— Start Records supplied —

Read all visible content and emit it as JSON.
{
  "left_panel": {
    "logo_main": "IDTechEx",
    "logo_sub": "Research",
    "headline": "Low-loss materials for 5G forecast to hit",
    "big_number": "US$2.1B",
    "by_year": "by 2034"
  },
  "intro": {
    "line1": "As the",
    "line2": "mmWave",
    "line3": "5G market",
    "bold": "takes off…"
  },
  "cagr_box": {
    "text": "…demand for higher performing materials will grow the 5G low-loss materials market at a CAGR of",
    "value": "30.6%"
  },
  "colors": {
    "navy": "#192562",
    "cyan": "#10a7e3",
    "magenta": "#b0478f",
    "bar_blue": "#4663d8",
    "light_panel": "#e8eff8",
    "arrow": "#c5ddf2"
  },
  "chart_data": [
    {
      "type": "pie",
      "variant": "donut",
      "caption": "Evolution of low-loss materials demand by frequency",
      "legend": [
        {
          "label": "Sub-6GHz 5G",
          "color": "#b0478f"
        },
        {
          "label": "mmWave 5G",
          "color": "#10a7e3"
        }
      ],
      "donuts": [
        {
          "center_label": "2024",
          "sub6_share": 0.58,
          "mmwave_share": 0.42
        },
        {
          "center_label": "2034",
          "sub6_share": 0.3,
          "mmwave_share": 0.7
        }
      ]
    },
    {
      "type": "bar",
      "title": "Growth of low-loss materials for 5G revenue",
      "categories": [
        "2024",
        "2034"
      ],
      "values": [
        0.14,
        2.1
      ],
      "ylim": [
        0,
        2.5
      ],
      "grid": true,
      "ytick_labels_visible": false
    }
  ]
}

— End Records supplied —

Set exercise: Identify each line in the records above containing the word "market"; copy those lines.

Final result:
    "line3": "5G market",
    "text": "…demand for higher performing materials will grow the 5G low-loss materials market at a CAGR of",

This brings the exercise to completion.